EXTRACTED MATERIAL:
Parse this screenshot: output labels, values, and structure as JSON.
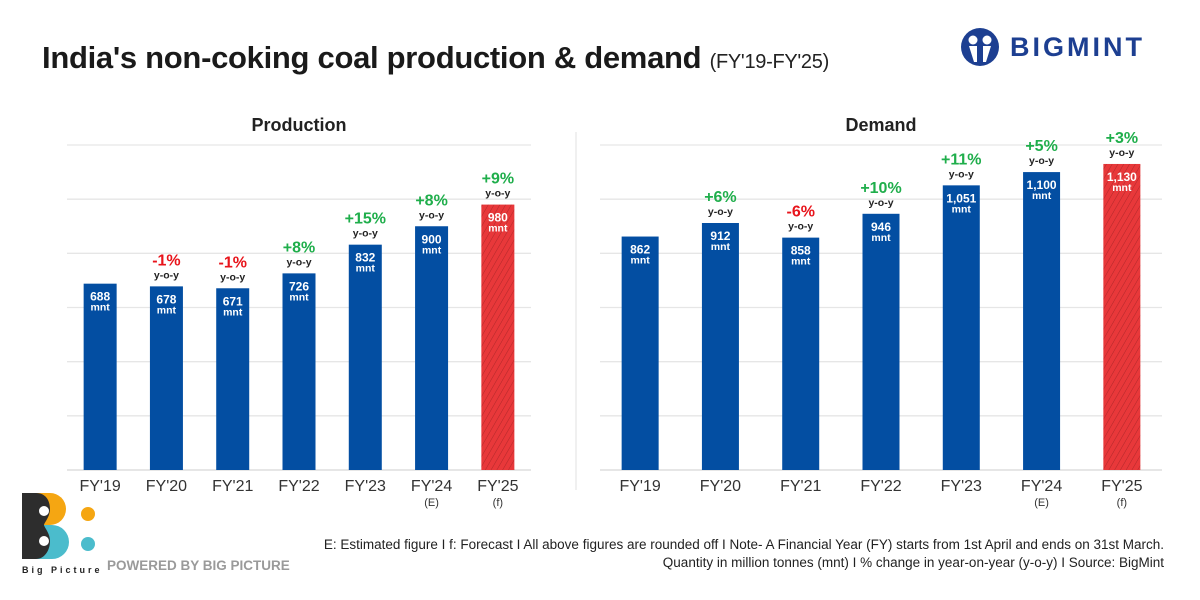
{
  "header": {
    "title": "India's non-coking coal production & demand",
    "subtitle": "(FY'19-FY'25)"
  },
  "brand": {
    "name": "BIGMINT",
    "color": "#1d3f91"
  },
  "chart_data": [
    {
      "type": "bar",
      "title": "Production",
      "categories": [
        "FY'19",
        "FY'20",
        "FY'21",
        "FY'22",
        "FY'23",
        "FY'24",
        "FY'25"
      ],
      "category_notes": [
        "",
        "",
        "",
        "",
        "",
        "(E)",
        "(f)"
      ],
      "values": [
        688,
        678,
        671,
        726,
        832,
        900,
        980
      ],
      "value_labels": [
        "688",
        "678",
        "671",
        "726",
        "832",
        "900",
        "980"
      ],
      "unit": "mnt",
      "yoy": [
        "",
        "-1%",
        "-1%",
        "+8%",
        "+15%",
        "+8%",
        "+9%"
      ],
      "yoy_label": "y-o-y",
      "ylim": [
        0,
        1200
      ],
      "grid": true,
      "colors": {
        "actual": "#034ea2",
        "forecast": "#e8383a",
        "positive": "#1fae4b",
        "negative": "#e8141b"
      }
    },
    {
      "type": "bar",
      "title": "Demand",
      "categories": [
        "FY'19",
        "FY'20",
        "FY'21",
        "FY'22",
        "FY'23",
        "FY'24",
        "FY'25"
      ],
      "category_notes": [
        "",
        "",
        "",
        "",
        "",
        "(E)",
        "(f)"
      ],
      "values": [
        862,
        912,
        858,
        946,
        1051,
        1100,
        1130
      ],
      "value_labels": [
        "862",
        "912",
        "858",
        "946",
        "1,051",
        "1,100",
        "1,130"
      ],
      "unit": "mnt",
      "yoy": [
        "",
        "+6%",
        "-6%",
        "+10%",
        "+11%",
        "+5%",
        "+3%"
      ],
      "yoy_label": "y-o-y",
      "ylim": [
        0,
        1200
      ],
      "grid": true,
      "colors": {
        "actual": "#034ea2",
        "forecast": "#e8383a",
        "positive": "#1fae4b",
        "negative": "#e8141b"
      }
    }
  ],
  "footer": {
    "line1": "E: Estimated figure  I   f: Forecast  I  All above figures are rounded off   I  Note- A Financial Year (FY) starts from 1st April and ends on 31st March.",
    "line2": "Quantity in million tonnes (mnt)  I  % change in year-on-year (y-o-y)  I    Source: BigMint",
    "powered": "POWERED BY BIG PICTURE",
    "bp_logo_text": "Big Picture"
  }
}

...

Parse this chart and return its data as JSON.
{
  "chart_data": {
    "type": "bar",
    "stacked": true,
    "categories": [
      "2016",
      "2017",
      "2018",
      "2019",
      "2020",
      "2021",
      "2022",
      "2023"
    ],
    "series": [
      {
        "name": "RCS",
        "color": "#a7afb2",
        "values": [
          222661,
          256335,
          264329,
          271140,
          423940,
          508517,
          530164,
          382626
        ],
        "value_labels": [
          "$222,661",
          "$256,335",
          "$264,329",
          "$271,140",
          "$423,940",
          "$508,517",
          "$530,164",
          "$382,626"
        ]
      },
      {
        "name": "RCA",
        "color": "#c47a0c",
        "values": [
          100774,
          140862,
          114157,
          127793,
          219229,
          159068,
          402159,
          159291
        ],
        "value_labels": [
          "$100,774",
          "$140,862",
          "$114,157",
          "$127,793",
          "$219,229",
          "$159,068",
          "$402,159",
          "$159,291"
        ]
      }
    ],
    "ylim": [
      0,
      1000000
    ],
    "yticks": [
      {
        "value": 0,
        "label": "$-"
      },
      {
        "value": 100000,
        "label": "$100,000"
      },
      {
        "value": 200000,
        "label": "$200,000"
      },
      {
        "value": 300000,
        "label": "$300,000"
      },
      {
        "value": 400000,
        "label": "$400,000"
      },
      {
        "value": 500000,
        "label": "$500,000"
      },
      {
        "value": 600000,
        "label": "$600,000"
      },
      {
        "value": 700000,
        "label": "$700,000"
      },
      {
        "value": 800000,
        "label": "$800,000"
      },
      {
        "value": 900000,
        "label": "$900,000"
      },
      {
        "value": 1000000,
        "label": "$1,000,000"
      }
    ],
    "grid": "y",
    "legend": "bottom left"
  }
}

...

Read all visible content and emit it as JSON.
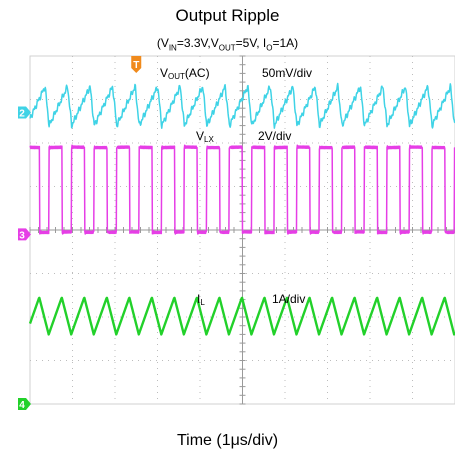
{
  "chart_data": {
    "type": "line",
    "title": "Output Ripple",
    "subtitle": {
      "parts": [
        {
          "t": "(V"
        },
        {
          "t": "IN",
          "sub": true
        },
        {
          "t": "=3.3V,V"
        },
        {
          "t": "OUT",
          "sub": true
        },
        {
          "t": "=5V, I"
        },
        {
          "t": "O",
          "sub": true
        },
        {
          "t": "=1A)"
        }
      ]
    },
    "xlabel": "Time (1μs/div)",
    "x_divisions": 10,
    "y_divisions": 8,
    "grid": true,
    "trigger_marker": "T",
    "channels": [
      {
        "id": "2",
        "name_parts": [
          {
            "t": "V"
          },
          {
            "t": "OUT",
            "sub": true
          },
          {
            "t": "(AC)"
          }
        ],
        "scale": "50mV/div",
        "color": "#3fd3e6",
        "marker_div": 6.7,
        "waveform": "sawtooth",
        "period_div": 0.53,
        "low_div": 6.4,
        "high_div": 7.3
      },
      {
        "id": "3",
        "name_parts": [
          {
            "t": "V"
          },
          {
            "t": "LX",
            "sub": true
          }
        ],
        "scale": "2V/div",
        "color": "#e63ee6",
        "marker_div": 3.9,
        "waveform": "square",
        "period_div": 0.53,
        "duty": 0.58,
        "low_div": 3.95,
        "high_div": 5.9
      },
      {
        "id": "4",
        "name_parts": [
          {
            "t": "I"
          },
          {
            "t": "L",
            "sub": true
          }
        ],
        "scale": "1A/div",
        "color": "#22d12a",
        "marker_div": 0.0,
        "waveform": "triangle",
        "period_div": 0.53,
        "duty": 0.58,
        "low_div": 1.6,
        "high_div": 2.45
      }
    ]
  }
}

WHAT THE TASK ASKS: Where a line in the entries holds the word "Parse", copy that line.

OUTPUT BELOW:
Parse this screenshot: output labels, values, and structure as JSON.
Parse this chart and return its data as JSON.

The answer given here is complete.